GIVEN REQUEST
Copy all lines holding the word "GARDENS" from the entries.

DATASET RECORDS
====================

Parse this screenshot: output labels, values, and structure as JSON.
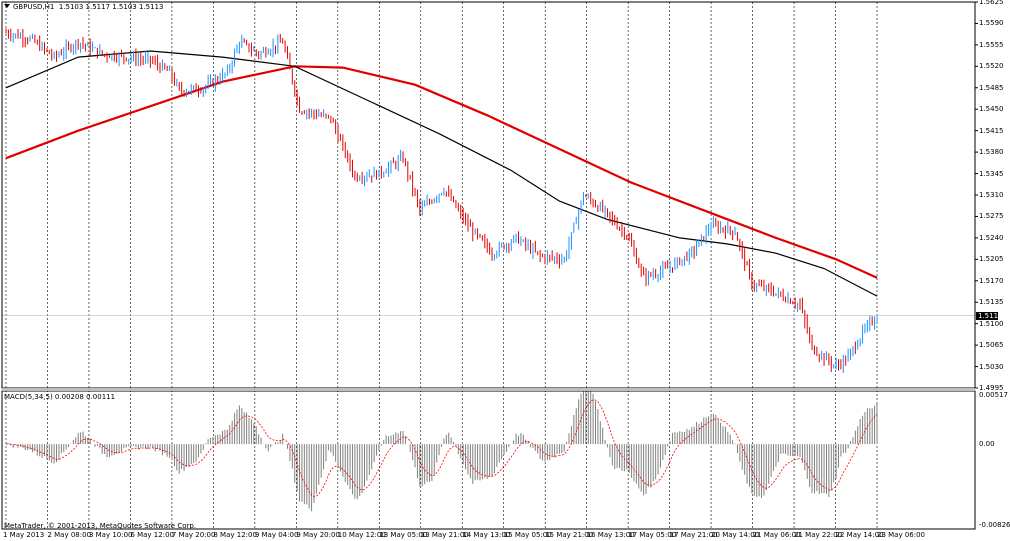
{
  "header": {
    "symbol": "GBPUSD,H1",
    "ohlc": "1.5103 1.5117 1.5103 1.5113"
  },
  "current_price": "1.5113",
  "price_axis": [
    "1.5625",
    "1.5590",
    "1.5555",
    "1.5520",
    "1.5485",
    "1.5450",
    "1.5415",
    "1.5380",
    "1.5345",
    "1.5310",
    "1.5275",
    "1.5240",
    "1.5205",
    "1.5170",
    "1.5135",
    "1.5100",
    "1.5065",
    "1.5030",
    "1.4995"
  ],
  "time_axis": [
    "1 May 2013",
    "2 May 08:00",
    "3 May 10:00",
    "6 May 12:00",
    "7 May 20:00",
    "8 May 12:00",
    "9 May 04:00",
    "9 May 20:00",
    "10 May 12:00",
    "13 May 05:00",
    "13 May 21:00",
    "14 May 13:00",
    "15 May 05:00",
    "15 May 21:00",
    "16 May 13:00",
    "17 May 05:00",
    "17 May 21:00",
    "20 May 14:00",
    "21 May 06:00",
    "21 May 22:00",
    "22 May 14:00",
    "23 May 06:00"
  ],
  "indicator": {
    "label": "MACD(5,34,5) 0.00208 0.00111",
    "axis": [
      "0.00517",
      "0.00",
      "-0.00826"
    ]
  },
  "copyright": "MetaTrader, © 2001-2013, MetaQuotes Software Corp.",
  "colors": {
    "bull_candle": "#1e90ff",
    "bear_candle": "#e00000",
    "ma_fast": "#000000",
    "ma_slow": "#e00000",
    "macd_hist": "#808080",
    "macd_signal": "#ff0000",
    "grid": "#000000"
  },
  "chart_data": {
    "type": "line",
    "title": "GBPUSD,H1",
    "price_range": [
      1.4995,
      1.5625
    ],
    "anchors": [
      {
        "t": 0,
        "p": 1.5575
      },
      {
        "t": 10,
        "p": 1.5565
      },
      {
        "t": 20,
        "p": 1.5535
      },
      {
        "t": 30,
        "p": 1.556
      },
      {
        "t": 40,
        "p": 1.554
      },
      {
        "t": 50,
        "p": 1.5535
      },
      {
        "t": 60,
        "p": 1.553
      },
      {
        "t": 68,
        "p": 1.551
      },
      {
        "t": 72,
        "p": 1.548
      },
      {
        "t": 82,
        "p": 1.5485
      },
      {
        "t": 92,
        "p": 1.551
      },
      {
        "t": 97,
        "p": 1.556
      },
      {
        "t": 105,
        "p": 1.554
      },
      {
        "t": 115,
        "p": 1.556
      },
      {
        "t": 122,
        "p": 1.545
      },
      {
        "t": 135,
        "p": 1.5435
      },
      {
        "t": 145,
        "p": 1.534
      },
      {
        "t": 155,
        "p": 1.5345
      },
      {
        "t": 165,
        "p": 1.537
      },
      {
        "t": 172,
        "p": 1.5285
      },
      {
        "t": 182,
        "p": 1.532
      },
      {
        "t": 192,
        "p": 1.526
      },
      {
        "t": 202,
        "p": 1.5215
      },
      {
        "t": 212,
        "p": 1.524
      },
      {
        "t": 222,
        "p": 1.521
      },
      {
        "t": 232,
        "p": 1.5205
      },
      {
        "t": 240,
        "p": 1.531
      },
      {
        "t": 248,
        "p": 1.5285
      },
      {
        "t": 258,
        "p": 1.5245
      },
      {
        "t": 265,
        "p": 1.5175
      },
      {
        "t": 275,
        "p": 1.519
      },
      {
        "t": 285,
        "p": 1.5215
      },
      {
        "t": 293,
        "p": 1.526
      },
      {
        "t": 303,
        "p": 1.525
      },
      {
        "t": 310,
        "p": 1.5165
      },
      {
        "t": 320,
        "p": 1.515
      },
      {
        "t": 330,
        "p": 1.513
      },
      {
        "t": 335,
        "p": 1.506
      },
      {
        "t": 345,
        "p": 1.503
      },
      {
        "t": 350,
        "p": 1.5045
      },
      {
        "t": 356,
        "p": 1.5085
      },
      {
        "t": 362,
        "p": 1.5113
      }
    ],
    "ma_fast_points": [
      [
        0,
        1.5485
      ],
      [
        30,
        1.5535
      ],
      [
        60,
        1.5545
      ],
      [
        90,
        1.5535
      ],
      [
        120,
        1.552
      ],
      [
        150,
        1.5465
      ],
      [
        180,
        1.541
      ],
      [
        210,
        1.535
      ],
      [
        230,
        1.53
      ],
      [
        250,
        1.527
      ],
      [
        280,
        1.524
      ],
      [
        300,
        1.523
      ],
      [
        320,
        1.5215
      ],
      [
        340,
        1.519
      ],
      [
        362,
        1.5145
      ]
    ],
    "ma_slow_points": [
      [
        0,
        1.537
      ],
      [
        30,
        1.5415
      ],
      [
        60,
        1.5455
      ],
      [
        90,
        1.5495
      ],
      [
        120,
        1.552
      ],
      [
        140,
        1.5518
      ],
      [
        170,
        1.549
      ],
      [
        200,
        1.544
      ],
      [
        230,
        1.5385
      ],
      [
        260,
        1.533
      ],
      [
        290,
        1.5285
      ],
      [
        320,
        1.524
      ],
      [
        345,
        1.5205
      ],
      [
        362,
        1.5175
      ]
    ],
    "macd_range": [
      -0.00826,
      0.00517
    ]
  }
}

====================

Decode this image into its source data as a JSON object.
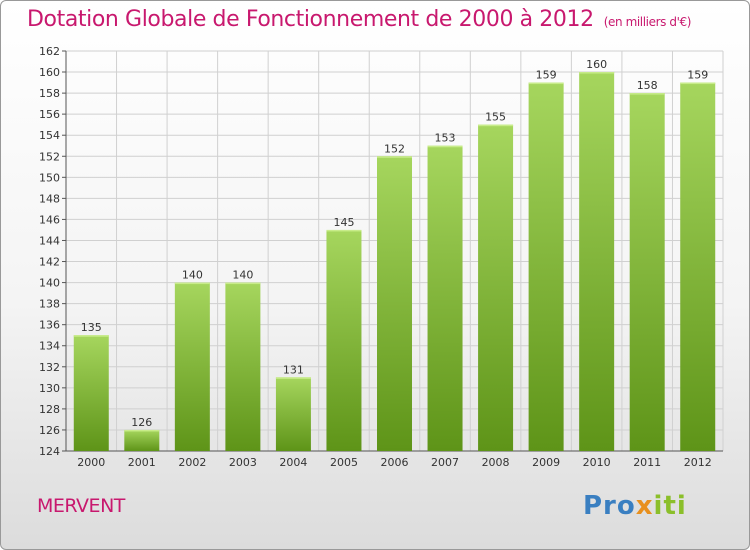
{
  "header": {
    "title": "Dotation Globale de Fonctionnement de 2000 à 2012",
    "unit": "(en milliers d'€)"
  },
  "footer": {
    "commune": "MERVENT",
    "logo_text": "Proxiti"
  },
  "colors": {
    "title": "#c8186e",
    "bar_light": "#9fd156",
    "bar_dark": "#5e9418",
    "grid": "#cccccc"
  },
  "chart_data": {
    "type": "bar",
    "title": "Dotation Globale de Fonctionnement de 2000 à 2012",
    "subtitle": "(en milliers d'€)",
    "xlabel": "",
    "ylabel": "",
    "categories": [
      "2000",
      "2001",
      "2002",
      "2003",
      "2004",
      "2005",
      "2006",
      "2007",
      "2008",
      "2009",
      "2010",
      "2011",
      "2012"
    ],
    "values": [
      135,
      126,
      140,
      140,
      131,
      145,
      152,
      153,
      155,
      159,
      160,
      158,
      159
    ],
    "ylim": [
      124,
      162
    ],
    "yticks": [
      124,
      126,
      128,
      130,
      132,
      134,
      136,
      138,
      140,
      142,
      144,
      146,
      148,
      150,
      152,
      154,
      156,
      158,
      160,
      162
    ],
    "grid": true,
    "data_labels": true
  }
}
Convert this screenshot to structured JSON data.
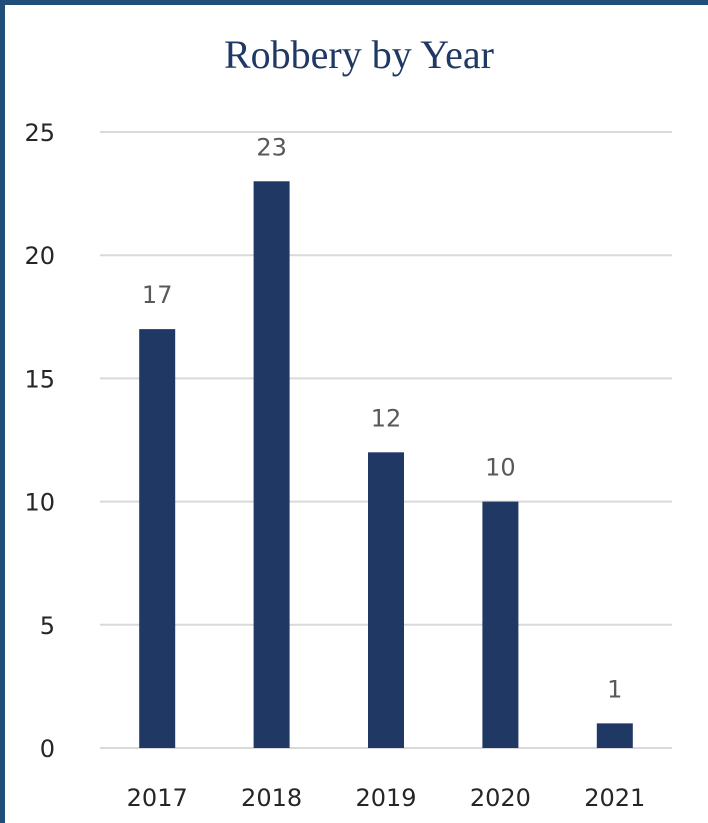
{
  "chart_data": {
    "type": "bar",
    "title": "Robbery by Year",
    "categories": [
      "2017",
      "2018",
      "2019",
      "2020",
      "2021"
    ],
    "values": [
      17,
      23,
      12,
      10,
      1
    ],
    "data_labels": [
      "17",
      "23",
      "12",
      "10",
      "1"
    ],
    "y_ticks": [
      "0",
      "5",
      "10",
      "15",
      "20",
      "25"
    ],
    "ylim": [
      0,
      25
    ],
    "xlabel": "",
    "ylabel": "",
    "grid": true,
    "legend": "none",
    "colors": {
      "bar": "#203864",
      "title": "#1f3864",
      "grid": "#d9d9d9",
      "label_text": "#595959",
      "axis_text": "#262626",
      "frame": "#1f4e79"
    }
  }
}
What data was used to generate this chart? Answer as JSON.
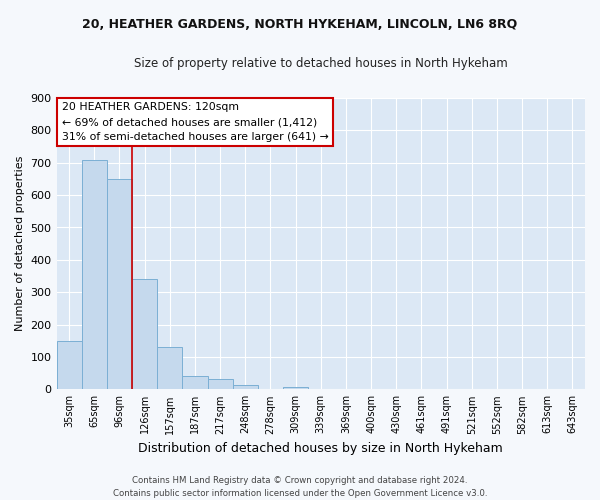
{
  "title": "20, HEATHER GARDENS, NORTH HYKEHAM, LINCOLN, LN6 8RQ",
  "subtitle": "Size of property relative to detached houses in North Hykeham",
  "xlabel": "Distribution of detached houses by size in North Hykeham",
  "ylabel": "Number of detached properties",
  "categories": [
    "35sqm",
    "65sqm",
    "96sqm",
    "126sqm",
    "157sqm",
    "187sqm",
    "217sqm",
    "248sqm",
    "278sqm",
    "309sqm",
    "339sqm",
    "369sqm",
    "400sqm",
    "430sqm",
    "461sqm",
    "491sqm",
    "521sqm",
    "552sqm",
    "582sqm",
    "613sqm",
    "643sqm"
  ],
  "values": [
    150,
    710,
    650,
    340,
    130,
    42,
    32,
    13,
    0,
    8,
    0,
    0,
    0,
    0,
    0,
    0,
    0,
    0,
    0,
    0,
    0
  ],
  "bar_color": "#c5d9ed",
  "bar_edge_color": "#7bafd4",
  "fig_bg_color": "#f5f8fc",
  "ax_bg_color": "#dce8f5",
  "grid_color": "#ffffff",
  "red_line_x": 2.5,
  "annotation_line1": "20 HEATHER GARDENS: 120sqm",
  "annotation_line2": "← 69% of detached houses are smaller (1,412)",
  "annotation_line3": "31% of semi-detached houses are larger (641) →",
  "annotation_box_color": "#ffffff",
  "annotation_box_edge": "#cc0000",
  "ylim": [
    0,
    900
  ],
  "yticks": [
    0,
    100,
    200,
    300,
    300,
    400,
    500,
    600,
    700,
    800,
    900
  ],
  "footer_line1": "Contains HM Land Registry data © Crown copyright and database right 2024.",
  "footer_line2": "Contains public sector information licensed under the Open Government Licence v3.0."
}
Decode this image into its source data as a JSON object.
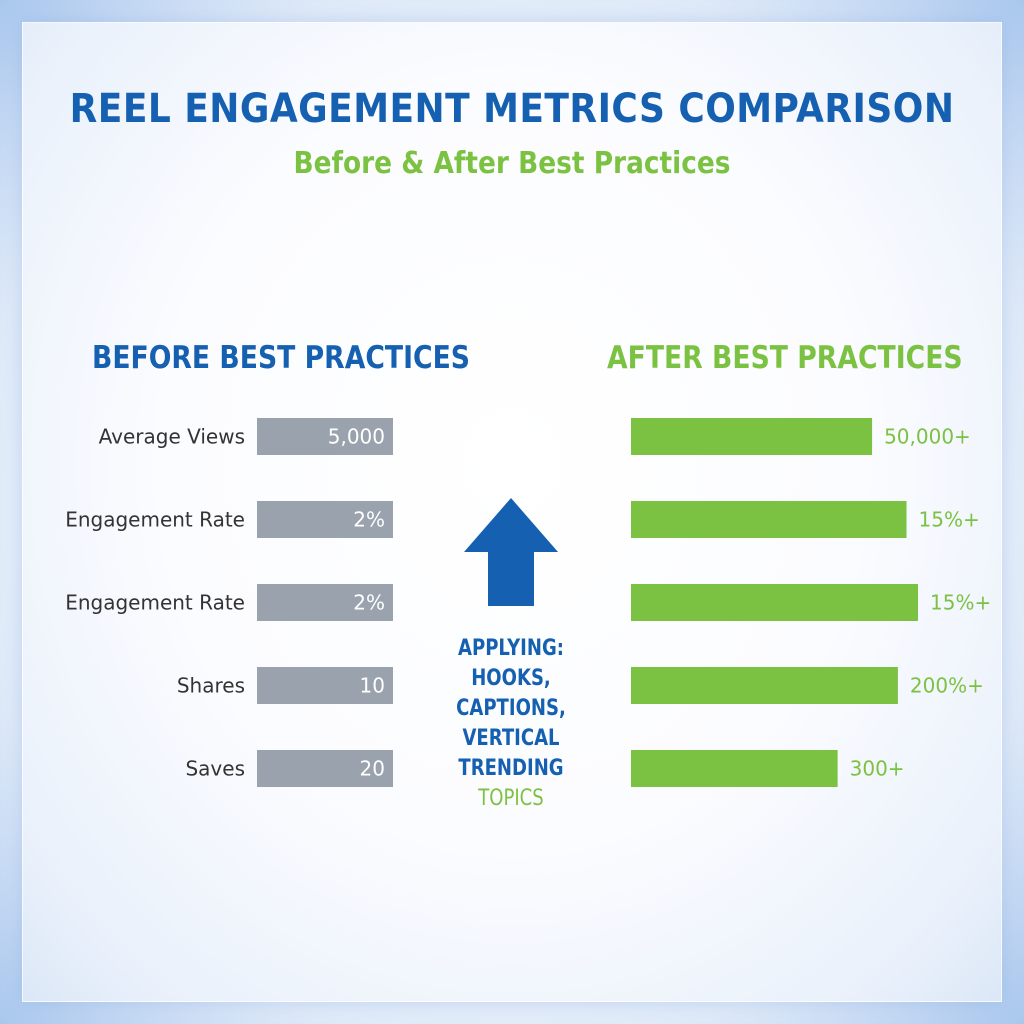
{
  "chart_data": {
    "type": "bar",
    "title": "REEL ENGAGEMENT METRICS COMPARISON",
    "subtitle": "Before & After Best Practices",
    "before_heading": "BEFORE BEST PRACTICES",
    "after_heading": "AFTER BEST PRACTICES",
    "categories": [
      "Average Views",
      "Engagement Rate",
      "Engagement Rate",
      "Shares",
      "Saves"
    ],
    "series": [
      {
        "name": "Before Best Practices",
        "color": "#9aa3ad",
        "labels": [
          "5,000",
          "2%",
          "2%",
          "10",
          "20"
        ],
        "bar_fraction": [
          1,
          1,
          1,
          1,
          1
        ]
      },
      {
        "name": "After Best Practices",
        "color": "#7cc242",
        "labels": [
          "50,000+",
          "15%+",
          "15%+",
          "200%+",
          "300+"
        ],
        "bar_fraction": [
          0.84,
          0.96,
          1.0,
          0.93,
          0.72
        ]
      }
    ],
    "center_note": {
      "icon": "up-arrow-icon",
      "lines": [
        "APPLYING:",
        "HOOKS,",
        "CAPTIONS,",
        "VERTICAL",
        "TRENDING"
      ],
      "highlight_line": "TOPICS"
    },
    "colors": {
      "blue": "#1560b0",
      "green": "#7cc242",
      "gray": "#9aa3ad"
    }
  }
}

====================

ANSWER
  "title": "20, HEATHER GARDENS, NORTH HYKEHAM, LINCOLN, LN6 8RQ",
  "annotation_line1": "20 HEATHER GARDENS: 120sqm",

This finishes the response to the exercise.